● **EXERCISE OBJECTIVE**
Retype all of the data. Every line must match exactly.

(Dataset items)
>>

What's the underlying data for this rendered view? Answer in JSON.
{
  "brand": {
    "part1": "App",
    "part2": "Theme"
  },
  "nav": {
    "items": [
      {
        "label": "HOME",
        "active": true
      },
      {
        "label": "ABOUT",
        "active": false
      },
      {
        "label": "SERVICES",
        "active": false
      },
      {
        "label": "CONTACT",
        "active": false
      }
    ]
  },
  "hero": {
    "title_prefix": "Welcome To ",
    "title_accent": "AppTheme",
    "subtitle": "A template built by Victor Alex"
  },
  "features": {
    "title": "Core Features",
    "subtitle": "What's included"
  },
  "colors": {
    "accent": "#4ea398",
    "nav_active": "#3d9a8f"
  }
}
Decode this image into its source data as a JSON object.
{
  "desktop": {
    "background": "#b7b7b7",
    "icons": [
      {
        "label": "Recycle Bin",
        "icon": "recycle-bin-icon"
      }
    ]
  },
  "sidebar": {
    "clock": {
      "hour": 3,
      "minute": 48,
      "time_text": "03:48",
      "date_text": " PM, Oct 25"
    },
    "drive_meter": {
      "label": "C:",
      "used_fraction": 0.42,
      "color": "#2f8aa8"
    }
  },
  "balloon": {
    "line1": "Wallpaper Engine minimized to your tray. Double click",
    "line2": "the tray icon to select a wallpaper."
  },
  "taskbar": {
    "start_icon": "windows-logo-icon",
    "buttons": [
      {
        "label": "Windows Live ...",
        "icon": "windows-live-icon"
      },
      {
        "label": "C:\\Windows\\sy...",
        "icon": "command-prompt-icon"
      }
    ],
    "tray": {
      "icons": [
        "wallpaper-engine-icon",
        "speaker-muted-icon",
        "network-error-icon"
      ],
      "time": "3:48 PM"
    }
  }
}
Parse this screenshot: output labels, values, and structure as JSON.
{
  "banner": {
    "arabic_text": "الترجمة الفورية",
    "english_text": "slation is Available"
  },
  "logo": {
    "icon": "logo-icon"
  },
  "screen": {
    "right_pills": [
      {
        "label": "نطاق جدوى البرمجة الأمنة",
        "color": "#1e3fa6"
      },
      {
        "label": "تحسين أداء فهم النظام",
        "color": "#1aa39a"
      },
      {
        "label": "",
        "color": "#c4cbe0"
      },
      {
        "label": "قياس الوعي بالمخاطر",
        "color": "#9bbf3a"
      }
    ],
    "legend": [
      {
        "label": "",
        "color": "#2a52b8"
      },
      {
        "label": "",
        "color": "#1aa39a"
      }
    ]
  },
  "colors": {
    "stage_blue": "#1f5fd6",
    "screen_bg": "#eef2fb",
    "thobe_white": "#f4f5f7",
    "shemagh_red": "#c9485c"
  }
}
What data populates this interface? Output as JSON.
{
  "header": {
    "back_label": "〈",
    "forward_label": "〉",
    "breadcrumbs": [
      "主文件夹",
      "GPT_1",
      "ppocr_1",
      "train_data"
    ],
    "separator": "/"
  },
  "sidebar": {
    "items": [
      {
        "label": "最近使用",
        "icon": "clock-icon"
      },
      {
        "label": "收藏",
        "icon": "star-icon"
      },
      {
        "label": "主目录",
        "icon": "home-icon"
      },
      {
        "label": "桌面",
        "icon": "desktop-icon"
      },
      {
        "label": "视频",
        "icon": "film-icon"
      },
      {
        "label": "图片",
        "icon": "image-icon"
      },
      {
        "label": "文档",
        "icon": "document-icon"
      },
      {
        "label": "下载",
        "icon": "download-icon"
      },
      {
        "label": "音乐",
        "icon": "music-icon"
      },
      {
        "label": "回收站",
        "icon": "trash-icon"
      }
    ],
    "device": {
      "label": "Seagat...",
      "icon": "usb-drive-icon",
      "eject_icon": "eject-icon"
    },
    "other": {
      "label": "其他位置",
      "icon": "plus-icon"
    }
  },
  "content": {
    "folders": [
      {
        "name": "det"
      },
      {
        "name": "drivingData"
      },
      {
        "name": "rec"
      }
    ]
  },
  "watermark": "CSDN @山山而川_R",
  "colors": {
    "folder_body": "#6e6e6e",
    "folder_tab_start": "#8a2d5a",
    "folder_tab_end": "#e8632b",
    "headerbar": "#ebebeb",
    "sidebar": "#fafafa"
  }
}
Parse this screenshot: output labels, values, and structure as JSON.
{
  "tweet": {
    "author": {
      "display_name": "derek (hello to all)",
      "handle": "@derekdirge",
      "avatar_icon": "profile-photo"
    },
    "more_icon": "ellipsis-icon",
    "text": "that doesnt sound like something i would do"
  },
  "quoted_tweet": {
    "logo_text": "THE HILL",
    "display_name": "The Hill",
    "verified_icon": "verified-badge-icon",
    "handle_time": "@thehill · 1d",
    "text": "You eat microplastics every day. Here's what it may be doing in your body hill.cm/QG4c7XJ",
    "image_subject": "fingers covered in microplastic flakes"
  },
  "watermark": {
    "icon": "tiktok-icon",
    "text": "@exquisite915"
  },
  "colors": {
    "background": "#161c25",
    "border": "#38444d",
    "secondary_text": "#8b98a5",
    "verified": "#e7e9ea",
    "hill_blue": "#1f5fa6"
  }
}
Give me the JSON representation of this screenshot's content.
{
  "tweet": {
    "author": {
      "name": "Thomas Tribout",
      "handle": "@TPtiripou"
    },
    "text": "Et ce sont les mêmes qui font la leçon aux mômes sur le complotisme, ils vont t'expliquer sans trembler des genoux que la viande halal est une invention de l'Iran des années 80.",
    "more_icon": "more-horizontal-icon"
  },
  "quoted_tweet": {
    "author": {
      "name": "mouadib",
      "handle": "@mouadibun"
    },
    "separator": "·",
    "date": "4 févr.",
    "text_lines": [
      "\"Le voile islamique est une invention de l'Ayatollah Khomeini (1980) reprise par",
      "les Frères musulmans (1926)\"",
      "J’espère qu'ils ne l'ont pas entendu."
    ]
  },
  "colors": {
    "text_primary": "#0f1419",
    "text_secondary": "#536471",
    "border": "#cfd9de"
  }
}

<<

● **FINISHED TASK**
What's the underlying data for this rendered view? Answer in JSON.
{
  "brand": {
    "part1": "App",
    "part2": "Theme"
  },
  "nav": {
    "items": [
      {
        "label": "HOME",
        "active": true
      },
      {
        "label": "ABOUT",
        "active": false
      },
      {
        "label": "SERVICES",
        "active": false
      },
      {
        "label": "CONTACT",
        "active": false
      }
    ]
  },
  "hero": {
    "title_prefix": "Welcome To ",
    "title_accent": "AppTheme",
    "subtitle": "A template built by Victor Alex"
  },
  "features": {
    "title": "Core Features",
    "subtitle": "What's included"
  },
  "colors": {
    "accent": "#4ea398",
    "nav_active": "#3d9a8f"
  }
}
Decode this image into its source data as a JSON object.
{
  "desktop": {
    "background": "#b7b7b7",
    "icons": [
      {
        "label": "Recycle Bin",
        "icon": "recycle-bin-icon"
      }
    ]
  },
  "sidebar": {
    "clock": {
      "hour": 3,
      "minute": 48,
      "time_text": "03:48",
      "date_text": " PM, Oct 25"
    },
    "drive_meter": {
      "label": "C:",
      "used_fraction": 0.42,
      "color": "#2f8aa8"
    }
  },
  "balloon": {
    "line1": "Wallpaper Engine minimized to your tray. Double click",
    "line2": "the tray icon to select a wallpaper."
  },
  "taskbar": {
    "start_icon": "windows-logo-icon",
    "buttons": [
      {
        "label": "Windows Live ...",
        "icon": "windows-live-icon"
      },
      {
        "label": "C:\\Windows\\sy...",
        "icon": "command-prompt-icon"
      }
    ],
    "tray": {
      "icons": [
        "wallpaper-engine-icon",
        "speaker-muted-icon",
        "network-error-icon"
      ],
      "time": "3:48 PM"
    }
  }
}
Parse this screenshot: output labels, values, and structure as JSON.
{
  "banner": {
    "arabic_text": "الترجمة الفورية",
    "english_text": "slation is Available"
  },
  "logo": {
    "icon": "logo-icon"
  },
  "screen": {
    "right_pills": [
      {
        "label": "نطاق جدوى البرمجة الأمنة",
        "color": "#1e3fa6"
      },
      {
        "label": "تحسين أداء فهم النظام",
        "color": "#1aa39a"
      },
      {
        "label": "",
        "color": "#c4cbe0"
      },
      {
        "label": "قياس الوعي بالمخاطر",
        "color": "#9bbf3a"
      }
    ],
    "legend": [
      {
        "label": "",
        "color": "#2a52b8"
      },
      {
        "label": "",
        "color": "#1aa39a"
      }
    ]
  },
  "colors": {
    "stage_blue": "#1f5fd6",
    "screen_bg": "#eef2fb",
    "thobe_white": "#f4f5f7",
    "shemagh_red": "#c9485c"
  }
}
What data populates this interface? Output as JSON.
{
  "header": {
    "back_label": "〈",
    "forward_label": "〉",
    "breadcrumbs": [
      "主文件夹",
      "GPT_1",
      "ppocr_1",
      "train_data"
    ],
    "separator": "/"
  },
  "sidebar": {
    "items": [
      {
        "label": "最近使用",
        "icon": "clock-icon"
      },
      {
        "label": "收藏",
        "icon": "star-icon"
      },
      {
        "label": "主目录",
        "icon": "home-icon"
      },
      {
        "label": "桌面",
        "icon": "desktop-icon"
      },
      {
        "label": "视频",
        "icon": "film-icon"
      },
      {
        "label": "图片",
        "icon": "image-icon"
      },
      {
        "label": "文档",
        "icon": "document-icon"
      },
      {
        "label": "下载",
        "icon": "download-icon"
      },
      {
        "label": "音乐",
        "icon": "music-icon"
      },
      {
        "label": "回收站",
        "icon": "trash-icon"
      }
    ],
    "device": {
      "label": "Seagat...",
      "icon": "usb-drive-icon",
      "eject_icon": "eject-icon"
    },
    "other": {
      "label": "其他位置",
      "icon": "plus-icon"
    }
  },
  "content": {
    "folders": [
      {
        "name": "det"
      },
      {
        "name": "drivingData"
      },
      {
        "name": "rec"
      }
    ]
  },
  "watermark": "CSDN @山山而川_R",
  "colors": {
    "folder_body": "#6e6e6e",
    "folder_tab_start": "#8a2d5a",
    "folder_tab_end": "#e8632b",
    "headerbar": "#ebebeb",
    "sidebar": "#fafafa"
  }
}
Parse this screenshot: output labels, values, and structure as JSON.
{
  "tweet": {
    "author": {
      "display_name": "derek (hello to all)",
      "handle": "@derekdirge",
      "avatar_icon": "profile-photo"
    },
    "more_icon": "ellipsis-icon",
    "text": "that doesnt sound like something i would do"
  },
  "quoted_tweet": {
    "logo_text": "THE HILL",
    "display_name": "The Hill",
    "verified_icon": "verified-badge-icon",
    "handle_time": "@thehill · 1d",
    "text": "You eat microplastics every day. Here's what it may be doing in your body hill.cm/QG4c7XJ",
    "image_subject": "fingers covered in microplastic flakes"
  },
  "watermark": {
    "icon": "tiktok-icon",
    "text": "@exquisite915"
  },
  "colors": {
    "background": "#161c25",
    "border": "#38444d",
    "secondary_text": "#8b98a5",
    "verified": "#e7e9ea",
    "hill_blue": "#1f5fa6"
  }
}
Give me the JSON representation of this screenshot's content.
{
  "tweet": {
    "author": {
      "name": "Thomas Tribout",
      "handle": "@TPtiripou"
    },
    "text": "Et ce sont les mêmes qui font la leçon aux mômes sur le complotisme, ils vont t'expliquer sans trembler des genoux que la viande halal est une invention de l'Iran des années 80.",
    "more_icon": "more-horizontal-icon"
  },
  "quoted_tweet": {
    "author": {
      "name": "mouadib",
      "handle": "@mouadibun"
    },
    "separator": "·",
    "date": "4 févr.",
    "text_lines": [
      "\"Le voile islamique est une invention de l'Ayatollah Khomeini (1980) reprise par",
      "les Frères musulmans (1926)\"",
      "J’espère qu'ils ne l'ont pas entendu."
    ]
  },
  "colors": {
    "text_primary": "#0f1419",
    "text_secondary": "#536471",
    "border": "#cfd9de"
  }
}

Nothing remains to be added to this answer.